● **Page excerpt**:
Favorable freight economics have helped drive up demand for light, sweet US crude oil in Europe and an expanding list of countries, including Germany, are looking to import barrels from the US Gulf Coast.

USGC-to-Europe crude flows have been on the rise recently, with some market participants expecting up to 800,000 b/d to land in Europe in March. At least 5.2 million barrels (roughly 740,000 b/d) of crude was sent from the US to Northwest Europe and Mediterranean during the week ending January 11, according to S&P Global Analytics data.

In October, the latest month for which data is available, an average 580,000 b/d of US crude was sent to Northwest Europe and the Mediterranean, according to the Energy Information Administration. Rotterdam is the main destination for US oil in Europe and an average of 1.7 million barrels a week has flowed into the Netherlands from the US during the past six weeks. The UK is also a major destination, averaging about 1 million barrels a week during the past six weeks. There has been a noticeable increase in flows to Italy, with about 1.5 million barrels arriving there for the week ending January 11. That is about triple the amount what was sent in the weeks prior.

While crude netbacks have not been a particular driving force to move more US crude to Europe, price spreads have. Prices of Forties in Europe and delivered WTI have been at or near parity on a delivered basis from October to the present. When the two are at parity it does not present any hurdles to the arb.  However, the arbitrage to move US crude to the Mediterranean has likely been incentivized by increased discounts compared to competing grades. WTI delivered to the Med averaged a near $2/b discount to Azeri Light over a similar period, and a near $3/b discount to Nigerian Bonny Light, according to S&P Global calculations.

The Netherlands and Italy are not the only countries bringing over more US crude. In a rare move, two cargoes of US crude recently were sent to Germany. The Southport, an Aframax-sized tanker, loaded 540,000 barrels of US crude in Ingleside, Texas, on January 6 and is headed to the German port of Wilhelmshaven. Another Aframax, Searanger loaded in Houston last month and made the trip to Germany, arriving in Brunsbuttel on December 24. It is unclear which refiner was the buyer of the US crude in Germany as both ports are large storage points and are connected to pipelines that may transport oil to other European countries, sources said.

● **What this task involves**: Write the next part of the article on US crude oil shipments to Europe, picking up after its final sentence.

● **Information given**:

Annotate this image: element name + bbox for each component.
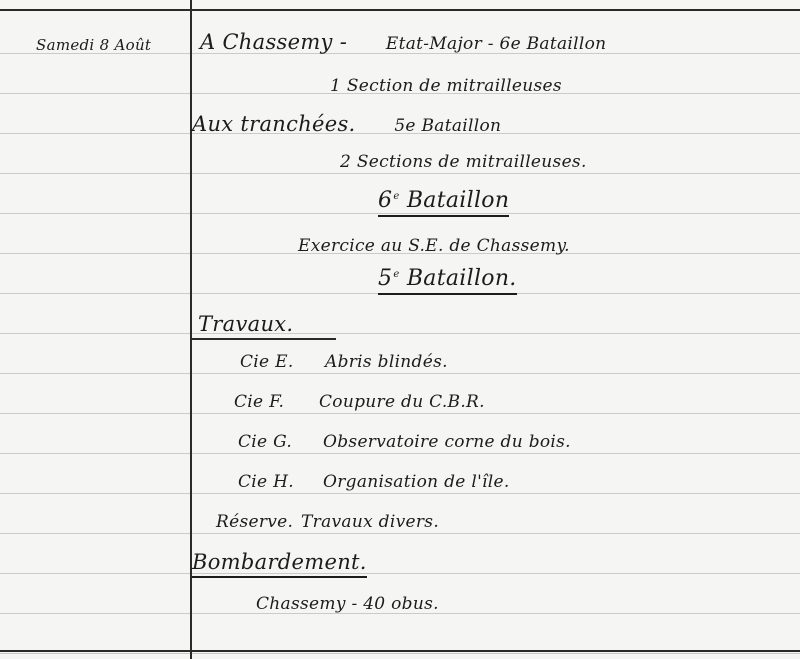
works-item: Cie E.Abris blindés. [240,352,448,372]
bottom-rule [0,650,800,652]
bombardment-detail: Chassemy - 40 obus. [256,594,439,614]
works-underline [190,338,336,340]
diary-page: Samedi 8 Août A Chassemy - Etat-Major - … [0,0,800,659]
location-trenches-line: Aux tranchées. 5e Bataillon [192,112,501,136]
works-item: Cie F.Coupure du C.B.R. [234,392,485,412]
heading-bombardment: Bombardement. [192,550,367,578]
location-chassemy: A Chassemy [200,30,333,54]
trenches-mg-sections: 2 Sections de mitrailleuses. [340,152,587,172]
date-entry: Samedi 8 Août [36,36,151,54]
trenches-units: 5e Bataillon [394,116,501,136]
location-chassemy-line: A Chassemy - Etat-Major - 6e Bataillon [200,30,606,54]
heading-5th-battalion: 5e Bataillon. [378,266,517,295]
6th-battalion-activity: Exercice au S.E. de Chassemy. [298,236,570,256]
works-item: Cie G.Observatoire corne du bois. [238,432,571,452]
chassemy-units: Etat-Major - 6e Bataillon [386,34,607,54]
heading-6th-battalion: 6e Bataillon [378,188,509,217]
top-rule [0,9,800,11]
works-item: Cie H.Organisation de l'île. [238,472,510,492]
heading-works: Travaux. [198,312,293,336]
works-reserve: Réserve.Travaux divers. [216,512,439,532]
chassemy-mg-section: 1 Section de mitrailleuses [330,76,562,96]
location-trenches: Aux tranchées. [192,112,356,136]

● **Response to this task**:
While smaller tankers typically carry US crude to Europe, over the past two weeks, there has been an increase in the number of larger VLCCs and Suezmaxes on the USGC-UK Continent or Mediterranean route as charterers looked to the larger ship classes to carry crude cargoes to Europe. European refiners typically prefer the 500,000 barrels carried on Aframax vessels in comparison to the 1 million barrels on Suezmaxes and 2 million on VLCCs. But recent rate economics have made VLCCs nearly half of the cost per metric ton of taking an Aframax.

There have been at least six Suezmaxes and four VLCCS placed on subjects to carry crude from the US to Europe since the market returned from the long holiday weekend on January 2, compared to eight Aframaxes. No VLCC had carried a US cargo to Europe until the Olympic Lady set sail from Corpus Christi Lightering, heading to Rotterdam with an Occidental Petroleum cargo December 24. Most recently, Oxy booked the Hong Kong Spirit to make a 270,000 mt USGC-Singapore run at a lump sum $6.15m with options to China at $7.15m and the UK Continent at $4.0 million.

There is expected to be a shift back to Aframax vessels as rates have fallen Worldscale 47.75 points, or $8.73/mt, since January 2, last assessed Monday at w115, or $21.05/mt. The arbitrage opportunity for US crude shipments, taking into account Aframax freight rates, has opened up following the drop, sitting at 72 cents/b for exporting WTI crude into Northwest Europe and $1.05/b for Eagle Ford.

British oil giant BP continued to show bids for US crude oil during the London Market on Close process on Monday, but no trades were heard done. BP had also made several bids for WTI Midland delivered to Europe last week. The standing bid on Monday was for 650,000 barrels to be delivered DAP basis Rotterdam between March 9-13, and was pricing flat to Dated Brent. BP also placed a bid for Eagle Ford 45 API crude. WTI Midland barrels expected in the Mediterranean in March were talked late last week in London at Dated Brent plus between 20-50 cents/b, depending on delivery dates.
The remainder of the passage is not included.